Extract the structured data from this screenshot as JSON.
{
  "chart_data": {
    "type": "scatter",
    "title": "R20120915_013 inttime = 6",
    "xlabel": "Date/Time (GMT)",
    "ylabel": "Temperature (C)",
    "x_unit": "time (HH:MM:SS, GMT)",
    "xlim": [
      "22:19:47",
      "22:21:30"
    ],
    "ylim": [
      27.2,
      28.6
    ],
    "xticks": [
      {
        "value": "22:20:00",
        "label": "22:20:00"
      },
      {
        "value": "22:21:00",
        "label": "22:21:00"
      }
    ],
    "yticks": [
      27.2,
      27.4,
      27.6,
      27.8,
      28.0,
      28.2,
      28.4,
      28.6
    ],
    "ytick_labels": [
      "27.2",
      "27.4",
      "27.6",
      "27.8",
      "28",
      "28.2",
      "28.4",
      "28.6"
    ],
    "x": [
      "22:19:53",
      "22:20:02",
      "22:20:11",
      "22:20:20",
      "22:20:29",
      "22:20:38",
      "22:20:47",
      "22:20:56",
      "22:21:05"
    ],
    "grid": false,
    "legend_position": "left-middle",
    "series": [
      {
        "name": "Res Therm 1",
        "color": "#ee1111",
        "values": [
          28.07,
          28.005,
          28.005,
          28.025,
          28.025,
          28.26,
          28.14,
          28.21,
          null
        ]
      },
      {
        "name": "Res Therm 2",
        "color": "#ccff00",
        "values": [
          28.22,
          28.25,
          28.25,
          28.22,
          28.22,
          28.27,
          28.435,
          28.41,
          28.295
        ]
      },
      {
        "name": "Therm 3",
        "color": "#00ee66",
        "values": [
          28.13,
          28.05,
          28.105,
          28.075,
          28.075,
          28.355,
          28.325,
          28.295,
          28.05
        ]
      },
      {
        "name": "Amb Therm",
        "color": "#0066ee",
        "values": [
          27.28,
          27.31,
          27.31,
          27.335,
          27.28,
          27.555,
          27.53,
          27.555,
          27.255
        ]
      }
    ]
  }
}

[THE PROBLEM]: Show the lines that mention the word "color".

[COMPLETED TASK]:
        "color": "#ee1111",
        "color": "#ccff00",
        "color": "#00ee66",
        "color": "#0066ee",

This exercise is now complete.